• _To be done_: Write the records out again, keeping each line exactly as it is.

• _Lines of data_:
═══

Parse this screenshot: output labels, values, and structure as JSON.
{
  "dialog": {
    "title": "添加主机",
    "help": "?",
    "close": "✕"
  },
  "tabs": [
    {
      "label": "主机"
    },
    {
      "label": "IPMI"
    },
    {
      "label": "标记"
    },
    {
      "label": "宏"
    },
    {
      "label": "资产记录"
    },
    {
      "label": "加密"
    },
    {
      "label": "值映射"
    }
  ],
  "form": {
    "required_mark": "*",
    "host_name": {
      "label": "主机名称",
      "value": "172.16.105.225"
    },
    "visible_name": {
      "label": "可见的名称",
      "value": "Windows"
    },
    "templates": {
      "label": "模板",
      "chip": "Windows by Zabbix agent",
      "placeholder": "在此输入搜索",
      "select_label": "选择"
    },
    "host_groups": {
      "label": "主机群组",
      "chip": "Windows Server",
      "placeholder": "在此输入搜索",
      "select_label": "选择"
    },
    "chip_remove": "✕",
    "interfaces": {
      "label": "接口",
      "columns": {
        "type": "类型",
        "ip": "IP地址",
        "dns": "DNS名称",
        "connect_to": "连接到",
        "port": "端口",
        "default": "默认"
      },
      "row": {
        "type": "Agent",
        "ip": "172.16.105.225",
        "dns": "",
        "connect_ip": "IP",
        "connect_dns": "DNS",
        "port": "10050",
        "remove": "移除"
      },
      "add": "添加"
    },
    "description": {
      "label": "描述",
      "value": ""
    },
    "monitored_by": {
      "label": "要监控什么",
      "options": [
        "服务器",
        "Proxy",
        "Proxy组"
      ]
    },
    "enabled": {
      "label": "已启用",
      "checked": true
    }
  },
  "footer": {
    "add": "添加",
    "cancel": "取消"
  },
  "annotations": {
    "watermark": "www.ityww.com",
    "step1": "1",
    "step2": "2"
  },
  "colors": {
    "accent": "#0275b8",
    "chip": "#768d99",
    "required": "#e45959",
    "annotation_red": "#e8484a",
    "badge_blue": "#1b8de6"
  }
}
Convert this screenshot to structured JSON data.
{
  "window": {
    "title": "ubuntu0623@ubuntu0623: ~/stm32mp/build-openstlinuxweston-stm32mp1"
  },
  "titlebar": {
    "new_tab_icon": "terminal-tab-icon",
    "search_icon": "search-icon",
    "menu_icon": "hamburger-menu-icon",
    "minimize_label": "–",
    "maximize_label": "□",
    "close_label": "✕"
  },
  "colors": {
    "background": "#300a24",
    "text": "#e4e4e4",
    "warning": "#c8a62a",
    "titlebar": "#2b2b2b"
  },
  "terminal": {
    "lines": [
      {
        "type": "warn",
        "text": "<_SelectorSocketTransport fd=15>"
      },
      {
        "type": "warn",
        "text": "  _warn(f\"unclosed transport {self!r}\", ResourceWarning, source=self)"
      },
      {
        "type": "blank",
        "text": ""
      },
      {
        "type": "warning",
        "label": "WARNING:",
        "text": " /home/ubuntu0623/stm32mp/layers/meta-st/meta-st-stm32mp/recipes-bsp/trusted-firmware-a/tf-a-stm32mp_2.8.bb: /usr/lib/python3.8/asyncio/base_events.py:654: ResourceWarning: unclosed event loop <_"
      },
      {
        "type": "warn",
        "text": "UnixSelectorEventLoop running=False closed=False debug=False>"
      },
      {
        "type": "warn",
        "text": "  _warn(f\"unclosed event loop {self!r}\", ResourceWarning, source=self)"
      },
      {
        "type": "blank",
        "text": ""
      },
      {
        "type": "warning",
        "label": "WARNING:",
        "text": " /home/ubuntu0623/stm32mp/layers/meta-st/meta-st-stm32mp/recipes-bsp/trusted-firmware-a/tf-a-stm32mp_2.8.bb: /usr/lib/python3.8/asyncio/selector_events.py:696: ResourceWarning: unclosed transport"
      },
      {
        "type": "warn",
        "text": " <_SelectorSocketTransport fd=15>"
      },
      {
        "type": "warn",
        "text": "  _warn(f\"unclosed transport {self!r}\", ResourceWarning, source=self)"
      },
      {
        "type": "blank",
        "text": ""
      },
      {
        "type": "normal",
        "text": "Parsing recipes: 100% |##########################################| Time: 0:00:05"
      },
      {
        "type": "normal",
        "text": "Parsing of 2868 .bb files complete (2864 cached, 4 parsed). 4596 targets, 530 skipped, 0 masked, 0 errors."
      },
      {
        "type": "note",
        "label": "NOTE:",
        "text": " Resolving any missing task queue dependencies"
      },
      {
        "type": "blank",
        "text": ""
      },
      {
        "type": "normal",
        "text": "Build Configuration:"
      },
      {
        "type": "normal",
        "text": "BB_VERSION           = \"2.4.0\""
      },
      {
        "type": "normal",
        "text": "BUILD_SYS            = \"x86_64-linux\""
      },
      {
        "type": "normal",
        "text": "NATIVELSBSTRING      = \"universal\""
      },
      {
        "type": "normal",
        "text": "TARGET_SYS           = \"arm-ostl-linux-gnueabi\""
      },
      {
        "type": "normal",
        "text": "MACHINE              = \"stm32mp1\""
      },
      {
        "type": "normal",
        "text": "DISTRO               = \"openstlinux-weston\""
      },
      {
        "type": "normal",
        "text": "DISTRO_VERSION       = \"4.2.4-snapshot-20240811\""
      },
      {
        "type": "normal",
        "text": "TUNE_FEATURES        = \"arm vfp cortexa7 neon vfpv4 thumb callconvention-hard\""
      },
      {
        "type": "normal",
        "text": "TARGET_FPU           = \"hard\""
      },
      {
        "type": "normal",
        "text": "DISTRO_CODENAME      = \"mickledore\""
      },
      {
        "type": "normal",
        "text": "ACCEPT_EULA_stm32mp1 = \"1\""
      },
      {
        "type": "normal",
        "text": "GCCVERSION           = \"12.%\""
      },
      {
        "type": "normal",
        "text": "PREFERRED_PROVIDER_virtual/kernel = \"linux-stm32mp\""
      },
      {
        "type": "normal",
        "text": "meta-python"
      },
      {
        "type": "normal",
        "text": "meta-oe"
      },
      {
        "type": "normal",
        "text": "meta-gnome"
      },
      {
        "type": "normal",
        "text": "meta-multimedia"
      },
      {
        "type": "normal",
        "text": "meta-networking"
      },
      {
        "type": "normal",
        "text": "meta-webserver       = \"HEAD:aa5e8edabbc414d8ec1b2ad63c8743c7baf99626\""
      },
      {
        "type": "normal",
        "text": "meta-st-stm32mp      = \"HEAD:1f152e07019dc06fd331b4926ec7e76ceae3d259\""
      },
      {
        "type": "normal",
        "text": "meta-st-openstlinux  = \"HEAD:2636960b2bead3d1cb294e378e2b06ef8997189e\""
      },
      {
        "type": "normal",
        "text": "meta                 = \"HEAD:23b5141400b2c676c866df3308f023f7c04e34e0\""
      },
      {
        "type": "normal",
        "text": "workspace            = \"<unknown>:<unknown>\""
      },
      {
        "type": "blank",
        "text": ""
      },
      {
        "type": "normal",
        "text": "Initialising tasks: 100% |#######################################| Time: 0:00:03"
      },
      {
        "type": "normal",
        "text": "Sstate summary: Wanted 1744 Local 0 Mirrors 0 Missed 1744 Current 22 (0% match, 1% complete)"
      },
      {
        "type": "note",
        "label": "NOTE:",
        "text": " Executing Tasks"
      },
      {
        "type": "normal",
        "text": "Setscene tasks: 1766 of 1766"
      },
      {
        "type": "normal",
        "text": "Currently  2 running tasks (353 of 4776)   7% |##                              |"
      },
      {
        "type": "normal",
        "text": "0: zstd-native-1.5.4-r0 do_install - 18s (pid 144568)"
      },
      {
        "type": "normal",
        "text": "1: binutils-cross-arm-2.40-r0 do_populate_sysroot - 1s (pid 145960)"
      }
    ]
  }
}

═══

• _Expected answer_:
Parse this screenshot: output labels, values, and structure as JSON.
{
  "dialog": {
    "title": "添加主机",
    "help": "?",
    "close": "✕"
  },
  "tabs": [
    {
      "label": "主机"
    },
    {
      "label": "IPMI"
    },
    {
      "label": "标记"
    },
    {
      "label": "宏"
    },
    {
      "label": "资产记录"
    },
    {
      "label": "加密"
    },
    {
      "label": "值映射"
    }
  ],
  "form": {
    "required_mark": "*",
    "host_name": {
      "label": "主机名称",
      "value": "172.16.105.225"
    },
    "visible_name": {
      "label": "可见的名称",
      "value": "Windows"
    },
    "templates": {
      "label": "模板",
      "chip": "Windows by Zabbix agent",
      "placeholder": "在此输入搜索",
      "select_label": "选择"
    },
    "host_groups": {
      "label": "主机群组",
      "chip": "Windows Server",
      "placeholder": "在此输入搜索",
      "select_label": "选择"
    },
    "chip_remove": "✕",
    "interfaces": {
      "label": "接口",
      "columns": {
        "type": "类型",
        "ip": "IP地址",
        "dns": "DNS名称",
        "connect_to": "连接到",
        "port": "端口",
        "default": "默认"
      },
      "row": {
        "type": "Agent",
        "ip": "172.16.105.225",
        "dns": "",
        "connect_ip": "IP",
        "connect_dns": "DNS",
        "port": "10050",
        "remove": "移除"
      },
      "add": "添加"
    },
    "description": {
      "label": "描述",
      "value": ""
    },
    "monitored_by": {
      "label": "要监控什么",
      "options": [
        "服务器",
        "Proxy",
        "Proxy组"
      ]
    },
    "enabled": {
      "label": "已启用",
      "checked": true
    }
  },
  "footer": {
    "add": "添加",
    "cancel": "取消"
  },
  "annotations": {
    "watermark": "www.ityww.com",
    "step1": "1",
    "step2": "2"
  },
  "colors": {
    "accent": "#0275b8",
    "chip": "#768d99",
    "required": "#e45959",
    "annotation_red": "#e8484a",
    "badge_blue": "#1b8de6"
  }
}
Convert this screenshot to structured JSON data.
{
  "window": {
    "title": "ubuntu0623@ubuntu0623: ~/stm32mp/build-openstlinuxweston-stm32mp1"
  },
  "titlebar": {
    "new_tab_icon": "terminal-tab-icon",
    "search_icon": "search-icon",
    "menu_icon": "hamburger-menu-icon",
    "minimize_label": "–",
    "maximize_label": "□",
    "close_label": "✕"
  },
  "colors": {
    "background": "#300a24",
    "text": "#e4e4e4",
    "warning": "#c8a62a",
    "titlebar": "#2b2b2b"
  },
  "terminal": {
    "lines": [
      {
        "type": "warn",
        "text": "<_SelectorSocketTransport fd=15>"
      },
      {
        "type": "warn",
        "text": "  _warn(f\"unclosed transport {self!r}\", ResourceWarning, source=self)"
      },
      {
        "type": "blank",
        "text": ""
      },
      {
        "type": "warning",
        "label": "WARNING:",
        "text": " /home/ubuntu0623/stm32mp/layers/meta-st/meta-st-stm32mp/recipes-bsp/trusted-firmware-a/tf-a-stm32mp_2.8.bb: /usr/lib/python3.8/asyncio/base_events.py:654: ResourceWarning: unclosed event loop <_"
      },
      {
        "type": "warn",
        "text": "UnixSelectorEventLoop running=False closed=False debug=False>"
      },
      {
        "type": "warn",
        "text": "  _warn(f\"unclosed event loop {self!r}\", ResourceWarning, source=self)"
      },
      {
        "type": "blank",
        "text": ""
      },
      {
        "type": "warning",
        "label": "WARNING:",
        "text": " /home/ubuntu0623/stm32mp/layers/meta-st/meta-st-stm32mp/recipes-bsp/trusted-firmware-a/tf-a-stm32mp_2.8.bb: /usr/lib/python3.8/asyncio/selector_events.py:696: ResourceWarning: unclosed transport"
      },
      {
        "type": "warn",
        "text": " <_SelectorSocketTransport fd=15>"
      },
      {
        "type": "warn",
        "text": "  _warn(f\"unclosed transport {self!r}\", ResourceWarning, source=self)"
      },
      {
        "type": "blank",
        "text": ""
      },
      {
        "type": "normal",
        "text": "Parsing recipes: 100% |##########################################| Time: 0:00:05"
      },
      {
        "type": "normal",
        "text": "Parsing of 2868 .bb files complete (2864 cached, 4 parsed). 4596 targets, 530 skipped, 0 masked, 0 errors."
      },
      {
        "type": "note",
        "label": "NOTE:",
        "text": " Resolving any missing task queue dependencies"
      },
      {
        "type": "blank",
        "text": ""
      },
      {
        "type": "normal",
        "text": "Build Configuration:"
      },
      {
        "type": "normal",
        "text": "BB_VERSION           = \"2.4.0\""
      },
      {
        "type": "normal",
        "text": "BUILD_SYS            = \"x86_64-linux\""
      },
      {
        "type": "normal",
        "text": "NATIVELSBSTRING      = \"universal\""
      },
      {
        "type": "normal",
        "text": "TARGET_SYS           = \"arm-ostl-linux-gnueabi\""
      },
      {
        "type": "normal",
        "text": "MACHINE              = \"stm32mp1\""
      },
      {
        "type": "normal",
        "text": "DISTRO               = \"openstlinux-weston\""
      },
      {
        "type": "normal",
        "text": "DISTRO_VERSION       = \"4.2.4-snapshot-20240811\""
      },
      {
        "type": "normal",
        "text": "TUNE_FEATURES        = \"arm vfp cortexa7 neon vfpv4 thumb callconvention-hard\""
      },
      {
        "type": "normal",
        "text": "TARGET_FPU           = \"hard\""
      },
      {
        "type": "normal",
        "text": "DISTRO_CODENAME      = \"mickledore\""
      },
      {
        "type": "normal",
        "text": "ACCEPT_EULA_stm32mp1 = \"1\""
      },
      {
        "type": "normal",
        "text": "GCCVERSION           = \"12.%\""
      },
      {
        "type": "normal",
        "text": "PREFERRED_PROVIDER_virtual/kernel = \"linux-stm32mp\""
      },
      {
        "type": "normal",
        "text": "meta-python"
      },
      {
        "type": "normal",
        "text": "meta-oe"
      },
      {
        "type": "normal",
        "text": "meta-gnome"
      },
      {
        "type": "normal",
        "text": "meta-multimedia"
      },
      {
        "type": "normal",
        "text": "meta-networking"
      },
      {
        "type": "normal",
        "text": "meta-webserver       = \"HEAD:aa5e8edabbc414d8ec1b2ad63c8743c7baf99626\""
      },
      {
        "type": "normal",
        "text": "meta-st-stm32mp      = \"HEAD:1f152e07019dc06fd331b4926ec7e76ceae3d259\""
      },
      {
        "type": "normal",
        "text": "meta-st-openstlinux  = \"HEAD:2636960b2bead3d1cb294e378e2b06ef8997189e\""
      },
      {
        "type": "normal",
        "text": "meta                 = \"HEAD:23b5141400b2c676c866df3308f023f7c04e34e0\""
      },
      {
        "type": "normal",
        "text": "workspace            = \"<unknown>:<unknown>\""
      },
      {
        "type": "blank",
        "text": ""
      },
      {
        "type": "normal",
        "text": "Initialising tasks: 100% |#######################################| Time: 0:00:03"
      },
      {
        "type": "normal",
        "text": "Sstate summary: Wanted 1744 Local 0 Mirrors 0 Missed 1744 Current 22 (0% match, 1% complete)"
      },
      {
        "type": "note",
        "label": "NOTE:",
        "text": " Executing Tasks"
      },
      {
        "type": "normal",
        "text": "Setscene tasks: 1766 of 1766"
      },
      {
        "type": "normal",
        "text": "Currently  2 running tasks (353 of 4776)   7% |##                              |"
      },
      {
        "type": "normal",
        "text": "0: zstd-native-1.5.4-r0 do_install - 18s (pid 144568)"
      },
      {
        "type": "normal",
        "text": "1: binutils-cross-arm-2.40-r0 do_populate_sysroot - 1s (pid 145960)"
      }
    ]
  }
}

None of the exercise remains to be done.